To be done
Retype every entry word for word.

Part of a data file:
<<<<

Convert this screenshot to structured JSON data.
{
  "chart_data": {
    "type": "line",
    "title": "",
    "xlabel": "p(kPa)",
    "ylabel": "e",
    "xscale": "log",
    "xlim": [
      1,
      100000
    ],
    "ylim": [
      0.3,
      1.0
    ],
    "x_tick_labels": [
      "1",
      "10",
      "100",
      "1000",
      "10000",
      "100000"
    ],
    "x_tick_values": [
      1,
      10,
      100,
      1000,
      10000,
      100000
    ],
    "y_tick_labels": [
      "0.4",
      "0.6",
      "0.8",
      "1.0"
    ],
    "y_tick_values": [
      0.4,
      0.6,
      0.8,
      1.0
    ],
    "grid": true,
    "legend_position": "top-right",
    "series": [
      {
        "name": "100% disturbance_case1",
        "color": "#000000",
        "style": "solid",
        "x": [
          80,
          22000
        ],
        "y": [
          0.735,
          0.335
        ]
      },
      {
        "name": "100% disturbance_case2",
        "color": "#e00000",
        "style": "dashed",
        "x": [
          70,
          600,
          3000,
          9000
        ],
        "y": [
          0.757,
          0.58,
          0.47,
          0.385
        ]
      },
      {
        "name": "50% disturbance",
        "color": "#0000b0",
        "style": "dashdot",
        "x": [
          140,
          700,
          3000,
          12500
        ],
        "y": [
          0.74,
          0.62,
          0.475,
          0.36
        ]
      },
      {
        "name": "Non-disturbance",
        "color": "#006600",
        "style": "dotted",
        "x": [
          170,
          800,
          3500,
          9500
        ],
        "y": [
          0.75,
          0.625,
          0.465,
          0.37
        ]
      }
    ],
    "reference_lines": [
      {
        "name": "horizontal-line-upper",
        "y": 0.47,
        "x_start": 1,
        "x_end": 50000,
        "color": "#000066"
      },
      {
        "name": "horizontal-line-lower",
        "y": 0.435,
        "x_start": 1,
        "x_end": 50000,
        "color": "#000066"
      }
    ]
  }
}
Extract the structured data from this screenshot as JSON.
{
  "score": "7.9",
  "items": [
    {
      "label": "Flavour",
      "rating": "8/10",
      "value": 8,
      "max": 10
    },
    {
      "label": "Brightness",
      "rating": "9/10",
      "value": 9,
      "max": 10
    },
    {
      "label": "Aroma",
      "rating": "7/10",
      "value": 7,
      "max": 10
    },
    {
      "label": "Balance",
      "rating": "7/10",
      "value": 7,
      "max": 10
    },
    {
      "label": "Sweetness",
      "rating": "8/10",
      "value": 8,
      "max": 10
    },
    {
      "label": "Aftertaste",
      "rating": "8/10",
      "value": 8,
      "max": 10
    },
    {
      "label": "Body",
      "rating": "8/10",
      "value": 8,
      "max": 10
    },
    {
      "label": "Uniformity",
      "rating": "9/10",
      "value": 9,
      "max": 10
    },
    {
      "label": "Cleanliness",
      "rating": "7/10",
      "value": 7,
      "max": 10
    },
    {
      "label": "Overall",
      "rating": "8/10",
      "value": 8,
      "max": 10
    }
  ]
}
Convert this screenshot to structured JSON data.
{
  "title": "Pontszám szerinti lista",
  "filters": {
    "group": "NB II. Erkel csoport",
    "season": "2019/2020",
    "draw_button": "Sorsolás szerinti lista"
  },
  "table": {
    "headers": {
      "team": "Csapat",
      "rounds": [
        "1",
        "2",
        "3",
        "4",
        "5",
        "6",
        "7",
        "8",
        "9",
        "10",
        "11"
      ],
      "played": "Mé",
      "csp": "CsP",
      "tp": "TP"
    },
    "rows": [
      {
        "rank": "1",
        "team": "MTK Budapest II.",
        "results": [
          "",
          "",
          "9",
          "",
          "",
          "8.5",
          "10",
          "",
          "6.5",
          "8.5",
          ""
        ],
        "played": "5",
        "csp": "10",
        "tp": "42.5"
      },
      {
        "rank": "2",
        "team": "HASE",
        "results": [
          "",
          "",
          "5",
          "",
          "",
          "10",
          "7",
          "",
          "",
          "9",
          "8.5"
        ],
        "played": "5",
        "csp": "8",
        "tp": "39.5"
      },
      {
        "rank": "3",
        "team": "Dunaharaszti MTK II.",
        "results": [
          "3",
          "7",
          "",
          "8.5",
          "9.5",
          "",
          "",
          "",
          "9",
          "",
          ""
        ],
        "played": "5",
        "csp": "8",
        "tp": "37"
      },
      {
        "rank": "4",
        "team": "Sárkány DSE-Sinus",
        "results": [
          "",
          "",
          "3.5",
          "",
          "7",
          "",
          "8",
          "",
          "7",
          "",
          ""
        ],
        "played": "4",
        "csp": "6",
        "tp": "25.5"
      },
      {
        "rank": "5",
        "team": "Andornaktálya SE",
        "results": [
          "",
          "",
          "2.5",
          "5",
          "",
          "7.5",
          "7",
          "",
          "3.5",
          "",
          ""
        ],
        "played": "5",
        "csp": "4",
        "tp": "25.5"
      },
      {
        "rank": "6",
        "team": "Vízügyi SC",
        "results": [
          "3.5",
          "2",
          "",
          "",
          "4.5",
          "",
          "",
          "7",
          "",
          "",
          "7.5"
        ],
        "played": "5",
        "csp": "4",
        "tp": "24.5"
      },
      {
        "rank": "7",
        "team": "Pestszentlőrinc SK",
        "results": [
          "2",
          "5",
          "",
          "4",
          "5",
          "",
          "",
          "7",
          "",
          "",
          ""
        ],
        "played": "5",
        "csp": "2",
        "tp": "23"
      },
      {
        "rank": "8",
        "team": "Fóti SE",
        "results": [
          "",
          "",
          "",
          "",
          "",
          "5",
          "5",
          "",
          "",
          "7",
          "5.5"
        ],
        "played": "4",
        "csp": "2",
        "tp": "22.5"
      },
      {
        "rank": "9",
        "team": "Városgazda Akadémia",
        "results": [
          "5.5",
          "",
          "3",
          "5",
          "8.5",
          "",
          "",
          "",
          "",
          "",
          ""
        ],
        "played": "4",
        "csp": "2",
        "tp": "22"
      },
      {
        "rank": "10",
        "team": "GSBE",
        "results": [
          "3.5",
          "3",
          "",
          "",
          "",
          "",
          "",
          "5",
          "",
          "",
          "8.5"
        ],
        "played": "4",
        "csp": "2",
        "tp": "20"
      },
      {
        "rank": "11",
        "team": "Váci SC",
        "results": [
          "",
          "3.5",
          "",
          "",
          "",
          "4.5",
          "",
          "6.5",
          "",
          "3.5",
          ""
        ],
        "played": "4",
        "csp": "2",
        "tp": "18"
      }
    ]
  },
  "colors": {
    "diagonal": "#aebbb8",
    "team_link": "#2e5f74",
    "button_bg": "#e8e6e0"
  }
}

>>>>

Written answer
Convert this screenshot to structured JSON data.
{
  "chart_data": {
    "type": "line",
    "title": "",
    "xlabel": "p(kPa)",
    "ylabel": "e",
    "xscale": "log",
    "xlim": [
      1,
      100000
    ],
    "ylim": [
      0.3,
      1.0
    ],
    "x_tick_labels": [
      "1",
      "10",
      "100",
      "1000",
      "10000",
      "100000"
    ],
    "x_tick_values": [
      1,
      10,
      100,
      1000,
      10000,
      100000
    ],
    "y_tick_labels": [
      "0.4",
      "0.6",
      "0.8",
      "1.0"
    ],
    "y_tick_values": [
      0.4,
      0.6,
      0.8,
      1.0
    ],
    "grid": true,
    "legend_position": "top-right",
    "series": [
      {
        "name": "100% disturbance_case1",
        "color": "#000000",
        "style": "solid",
        "x": [
          80,
          22000
        ],
        "y": [
          0.735,
          0.335
        ]
      },
      {
        "name": "100% disturbance_case2",
        "color": "#e00000",
        "style": "dashed",
        "x": [
          70,
          600,
          3000,
          9000
        ],
        "y": [
          0.757,
          0.58,
          0.47,
          0.385
        ]
      },
      {
        "name": "50% disturbance",
        "color": "#0000b0",
        "style": "dashdot",
        "x": [
          140,
          700,
          3000,
          12500
        ],
        "y": [
          0.74,
          0.62,
          0.475,
          0.36
        ]
      },
      {
        "name": "Non-disturbance",
        "color": "#006600",
        "style": "dotted",
        "x": [
          170,
          800,
          3500,
          9500
        ],
        "y": [
          0.75,
          0.625,
          0.465,
          0.37
        ]
      }
    ],
    "reference_lines": [
      {
        "name": "horizontal-line-upper",
        "y": 0.47,
        "x_start": 1,
        "x_end": 50000,
        "color": "#000066"
      },
      {
        "name": "horizontal-line-lower",
        "y": 0.435,
        "x_start": 1,
        "x_end": 50000,
        "color": "#000066"
      }
    ]
  }
}
Extract the structured data from this screenshot as JSON.
{
  "score": "7.9",
  "items": [
    {
      "label": "Flavour",
      "rating": "8/10",
      "value": 8,
      "max": 10
    },
    {
      "label": "Brightness",
      "rating": "9/10",
      "value": 9,
      "max": 10
    },
    {
      "label": "Aroma",
      "rating": "7/10",
      "value": 7,
      "max": 10
    },
    {
      "label": "Balance",
      "rating": "7/10",
      "value": 7,
      "max": 10
    },
    {
      "label": "Sweetness",
      "rating": "8/10",
      "value": 8,
      "max": 10
    },
    {
      "label": "Aftertaste",
      "rating": "8/10",
      "value": 8,
      "max": 10
    },
    {
      "label": "Body",
      "rating": "8/10",
      "value": 8,
      "max": 10
    },
    {
      "label": "Uniformity",
      "rating": "9/10",
      "value": 9,
      "max": 10
    },
    {
      "label": "Cleanliness",
      "rating": "7/10",
      "value": 7,
      "max": 10
    },
    {
      "label": "Overall",
      "rating": "8/10",
      "value": 8,
      "max": 10
    }
  ]
}
Convert this screenshot to structured JSON data.
{
  "title": "Pontszám szerinti lista",
  "filters": {
    "group": "NB II. Erkel csoport",
    "season": "2019/2020",
    "draw_button": "Sorsolás szerinti lista"
  },
  "table": {
    "headers": {
      "team": "Csapat",
      "rounds": [
        "1",
        "2",
        "3",
        "4",
        "5",
        "6",
        "7",
        "8",
        "9",
        "10",
        "11"
      ],
      "played": "Mé",
      "csp": "CsP",
      "tp": "TP"
    },
    "rows": [
      {
        "rank": "1",
        "team": "MTK Budapest II.",
        "results": [
          "",
          "",
          "9",
          "",
          "",
          "8.5",
          "10",
          "",
          "6.5",
          "8.5",
          ""
        ],
        "played": "5",
        "csp": "10",
        "tp": "42.5"
      },
      {
        "rank": "2",
        "team": "HASE",
        "results": [
          "",
          "",
          "5",
          "",
          "",
          "10",
          "7",
          "",
          "",
          "9",
          "8.5"
        ],
        "played": "5",
        "csp": "8",
        "tp": "39.5"
      },
      {
        "rank": "3",
        "team": "Dunaharaszti MTK II.",
        "results": [
          "3",
          "7",
          "",
          "8.5",
          "9.5",
          "",
          "",
          "",
          "9",
          "",
          ""
        ],
        "played": "5",
        "csp": "8",
        "tp": "37"
      },
      {
        "rank": "4",
        "team": "Sárkány DSE-Sinus",
        "results": [
          "",
          "",
          "3.5",
          "",
          "7",
          "",
          "8",
          "",
          "7",
          "",
          ""
        ],
        "played": "4",
        "csp": "6",
        "tp": "25.5"
      },
      {
        "rank": "5",
        "team": "Andornaktálya SE",
        "results": [
          "",
          "",
          "2.5",
          "5",
          "",
          "7.5",
          "7",
          "",
          "3.5",
          "",
          ""
        ],
        "played": "5",
        "csp": "4",
        "tp": "25.5"
      },
      {
        "rank": "6",
        "team": "Vízügyi SC",
        "results": [
          "3.5",
          "2",
          "",
          "",
          "4.5",
          "",
          "",
          "7",
          "",
          "",
          "7.5"
        ],
        "played": "5",
        "csp": "4",
        "tp": "24.5"
      },
      {
        "rank": "7",
        "team": "Pestszentlőrinc SK",
        "results": [
          "2",
          "5",
          "",
          "4",
          "5",
          "",
          "",
          "7",
          "",
          "",
          ""
        ],
        "played": "5",
        "csp": "2",
        "tp": "23"
      },
      {
        "rank": "8",
        "team": "Fóti SE",
        "results": [
          "",
          "",
          "",
          "",
          "",
          "5",
          "5",
          "",
          "",
          "7",
          "5.5"
        ],
        "played": "4",
        "csp": "2",
        "tp": "22.5"
      },
      {
        "rank": "9",
        "team": "Városgazda Akadémia",
        "results": [
          "5.5",
          "",
          "3",
          "5",
          "8.5",
          "",
          "",
          "",
          "",
          "",
          ""
        ],
        "played": "4",
        "csp": "2",
        "tp": "22"
      },
      {
        "rank": "10",
        "team": "GSBE",
        "results": [
          "3.5",
          "3",
          "",
          "",
          "",
          "",
          "",
          "5",
          "",
          "",
          "8.5"
        ],
        "played": "4",
        "csp": "2",
        "tp": "20"
      },
      {
        "rank": "11",
        "team": "Váci SC",
        "results": [
          "",
          "3.5",
          "",
          "",
          "",
          "4.5",
          "",
          "6.5",
          "",
          "3.5",
          ""
        ],
        "played": "4",
        "csp": "2",
        "tp": "18"
      }
    ]
  },
  "colors": {
    "diagonal": "#aebbb8",
    "team_link": "#2e5f74",
    "button_bg": "#e8e6e0"
  }
}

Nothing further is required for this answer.